### Direction
Report all lines from the entries below in which "JSON" appears.

### Saved entries
──────
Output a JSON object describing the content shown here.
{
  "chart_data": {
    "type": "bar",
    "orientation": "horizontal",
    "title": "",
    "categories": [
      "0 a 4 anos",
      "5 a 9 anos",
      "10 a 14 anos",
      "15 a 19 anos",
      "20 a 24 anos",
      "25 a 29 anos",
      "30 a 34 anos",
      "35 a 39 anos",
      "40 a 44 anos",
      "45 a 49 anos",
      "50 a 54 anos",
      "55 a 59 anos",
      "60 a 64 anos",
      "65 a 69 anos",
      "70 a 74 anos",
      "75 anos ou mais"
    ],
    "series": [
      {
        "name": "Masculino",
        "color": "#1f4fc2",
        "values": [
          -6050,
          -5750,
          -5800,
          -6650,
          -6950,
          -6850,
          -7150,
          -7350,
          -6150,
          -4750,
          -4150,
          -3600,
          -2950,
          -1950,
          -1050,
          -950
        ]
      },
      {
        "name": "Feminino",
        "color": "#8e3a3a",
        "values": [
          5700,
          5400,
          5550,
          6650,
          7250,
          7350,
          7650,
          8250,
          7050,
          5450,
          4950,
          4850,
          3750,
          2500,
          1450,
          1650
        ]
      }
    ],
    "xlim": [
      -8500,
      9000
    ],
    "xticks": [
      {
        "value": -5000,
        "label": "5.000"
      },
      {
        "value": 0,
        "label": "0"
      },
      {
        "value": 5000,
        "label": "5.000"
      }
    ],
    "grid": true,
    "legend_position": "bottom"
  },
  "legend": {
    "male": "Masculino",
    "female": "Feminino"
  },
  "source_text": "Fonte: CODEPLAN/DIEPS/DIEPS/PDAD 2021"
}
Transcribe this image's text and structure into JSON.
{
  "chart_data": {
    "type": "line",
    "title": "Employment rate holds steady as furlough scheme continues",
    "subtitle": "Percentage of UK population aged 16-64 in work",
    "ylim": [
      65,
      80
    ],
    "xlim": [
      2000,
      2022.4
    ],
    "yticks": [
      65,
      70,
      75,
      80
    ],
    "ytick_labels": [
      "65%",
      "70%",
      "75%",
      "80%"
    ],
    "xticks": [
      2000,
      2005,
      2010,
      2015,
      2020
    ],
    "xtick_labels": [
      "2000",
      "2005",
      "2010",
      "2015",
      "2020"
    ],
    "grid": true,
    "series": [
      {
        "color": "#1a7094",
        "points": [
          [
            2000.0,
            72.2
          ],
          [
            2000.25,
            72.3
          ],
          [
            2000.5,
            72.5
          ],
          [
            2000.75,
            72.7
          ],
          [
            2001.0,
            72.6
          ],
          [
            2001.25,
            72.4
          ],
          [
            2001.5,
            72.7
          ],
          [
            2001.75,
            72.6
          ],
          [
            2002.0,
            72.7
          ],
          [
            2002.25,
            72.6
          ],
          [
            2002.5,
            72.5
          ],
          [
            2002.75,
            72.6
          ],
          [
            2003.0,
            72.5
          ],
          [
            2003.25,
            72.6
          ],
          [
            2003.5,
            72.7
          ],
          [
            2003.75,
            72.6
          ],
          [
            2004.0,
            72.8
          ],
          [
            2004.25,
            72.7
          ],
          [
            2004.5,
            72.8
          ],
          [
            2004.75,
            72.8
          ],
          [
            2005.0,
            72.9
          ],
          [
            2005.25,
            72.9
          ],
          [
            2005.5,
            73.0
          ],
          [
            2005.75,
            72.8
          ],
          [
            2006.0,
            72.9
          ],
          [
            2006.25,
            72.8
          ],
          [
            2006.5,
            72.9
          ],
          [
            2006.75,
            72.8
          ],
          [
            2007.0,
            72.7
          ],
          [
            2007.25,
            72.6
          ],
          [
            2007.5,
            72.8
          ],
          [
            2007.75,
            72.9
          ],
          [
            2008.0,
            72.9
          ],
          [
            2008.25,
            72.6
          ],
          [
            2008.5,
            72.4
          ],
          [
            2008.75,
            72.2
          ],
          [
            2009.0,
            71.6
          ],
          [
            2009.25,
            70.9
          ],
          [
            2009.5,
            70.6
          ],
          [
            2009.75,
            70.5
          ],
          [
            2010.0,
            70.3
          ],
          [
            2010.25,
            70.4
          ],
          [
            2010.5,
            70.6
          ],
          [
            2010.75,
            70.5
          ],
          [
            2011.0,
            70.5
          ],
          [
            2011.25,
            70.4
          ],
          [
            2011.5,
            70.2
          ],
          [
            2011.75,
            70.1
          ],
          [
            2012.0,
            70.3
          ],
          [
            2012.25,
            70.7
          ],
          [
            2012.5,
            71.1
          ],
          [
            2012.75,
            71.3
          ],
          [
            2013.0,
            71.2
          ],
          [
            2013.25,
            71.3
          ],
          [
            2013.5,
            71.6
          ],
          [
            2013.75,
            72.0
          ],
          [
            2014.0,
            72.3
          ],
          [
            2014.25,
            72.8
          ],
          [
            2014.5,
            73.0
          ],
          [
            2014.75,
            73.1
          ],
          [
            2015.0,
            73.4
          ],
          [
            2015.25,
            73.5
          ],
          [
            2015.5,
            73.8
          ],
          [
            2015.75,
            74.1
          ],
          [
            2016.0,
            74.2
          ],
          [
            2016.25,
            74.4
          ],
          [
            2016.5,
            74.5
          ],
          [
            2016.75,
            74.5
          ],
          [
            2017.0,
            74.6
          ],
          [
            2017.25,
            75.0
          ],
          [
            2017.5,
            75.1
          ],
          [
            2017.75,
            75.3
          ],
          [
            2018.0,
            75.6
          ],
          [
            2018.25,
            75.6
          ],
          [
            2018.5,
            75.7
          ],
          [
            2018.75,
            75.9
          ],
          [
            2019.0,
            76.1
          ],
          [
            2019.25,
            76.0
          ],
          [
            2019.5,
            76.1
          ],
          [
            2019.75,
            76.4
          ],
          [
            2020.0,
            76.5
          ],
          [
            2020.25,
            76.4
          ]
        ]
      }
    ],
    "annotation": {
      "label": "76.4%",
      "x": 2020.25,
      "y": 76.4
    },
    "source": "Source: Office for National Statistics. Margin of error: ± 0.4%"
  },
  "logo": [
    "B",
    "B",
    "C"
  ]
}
──────
### Solved exercise
Output a JSON object describing the content shown here.
Transcribe this image's text and structure into JSON.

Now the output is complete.